Data entries:
·····

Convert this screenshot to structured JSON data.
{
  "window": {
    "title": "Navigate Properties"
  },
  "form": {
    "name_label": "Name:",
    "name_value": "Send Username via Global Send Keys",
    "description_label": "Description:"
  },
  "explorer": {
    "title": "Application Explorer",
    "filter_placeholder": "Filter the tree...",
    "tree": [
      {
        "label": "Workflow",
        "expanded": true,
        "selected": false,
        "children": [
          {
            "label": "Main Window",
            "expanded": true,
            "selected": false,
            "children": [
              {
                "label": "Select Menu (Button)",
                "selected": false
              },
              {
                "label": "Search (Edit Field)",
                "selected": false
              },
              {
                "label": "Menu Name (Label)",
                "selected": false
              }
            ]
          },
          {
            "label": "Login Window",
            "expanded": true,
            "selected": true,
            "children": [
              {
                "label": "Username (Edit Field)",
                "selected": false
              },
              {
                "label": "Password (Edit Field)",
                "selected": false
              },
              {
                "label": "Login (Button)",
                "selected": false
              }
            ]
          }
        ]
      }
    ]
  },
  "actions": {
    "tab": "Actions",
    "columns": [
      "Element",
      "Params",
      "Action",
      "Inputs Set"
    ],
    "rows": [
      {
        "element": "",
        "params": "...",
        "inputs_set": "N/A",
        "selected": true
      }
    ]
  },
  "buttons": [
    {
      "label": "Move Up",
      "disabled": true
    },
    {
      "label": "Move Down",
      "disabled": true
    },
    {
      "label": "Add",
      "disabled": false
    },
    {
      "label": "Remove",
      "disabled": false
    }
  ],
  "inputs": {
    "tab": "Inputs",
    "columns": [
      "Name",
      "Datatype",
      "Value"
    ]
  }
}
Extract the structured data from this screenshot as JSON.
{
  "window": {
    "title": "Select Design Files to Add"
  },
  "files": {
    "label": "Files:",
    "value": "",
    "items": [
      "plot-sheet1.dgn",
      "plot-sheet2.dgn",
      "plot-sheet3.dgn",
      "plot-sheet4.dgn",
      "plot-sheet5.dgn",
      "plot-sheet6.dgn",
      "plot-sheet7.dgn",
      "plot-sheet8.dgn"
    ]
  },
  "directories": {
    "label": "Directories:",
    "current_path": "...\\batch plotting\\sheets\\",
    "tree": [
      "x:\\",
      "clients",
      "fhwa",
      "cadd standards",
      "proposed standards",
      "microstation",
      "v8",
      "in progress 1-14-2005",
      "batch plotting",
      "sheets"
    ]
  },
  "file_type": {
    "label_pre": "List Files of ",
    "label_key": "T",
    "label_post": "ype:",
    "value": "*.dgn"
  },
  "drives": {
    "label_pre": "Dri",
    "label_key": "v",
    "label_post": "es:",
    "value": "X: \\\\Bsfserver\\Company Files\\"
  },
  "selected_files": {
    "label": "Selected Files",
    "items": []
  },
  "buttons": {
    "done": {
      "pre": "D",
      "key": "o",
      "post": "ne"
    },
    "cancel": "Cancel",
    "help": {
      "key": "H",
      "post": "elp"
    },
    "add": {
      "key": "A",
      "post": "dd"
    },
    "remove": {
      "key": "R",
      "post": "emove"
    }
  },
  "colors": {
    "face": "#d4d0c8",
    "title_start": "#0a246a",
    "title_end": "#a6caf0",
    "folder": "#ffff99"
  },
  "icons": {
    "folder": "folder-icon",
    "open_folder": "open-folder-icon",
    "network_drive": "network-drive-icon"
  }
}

·····

Look over the listing above. Pick out and copy every line that includes "Menu".

> **FINAL RESULT**:
                "label": "Select Menu (Button)",
                "label": "Menu Name (Label)",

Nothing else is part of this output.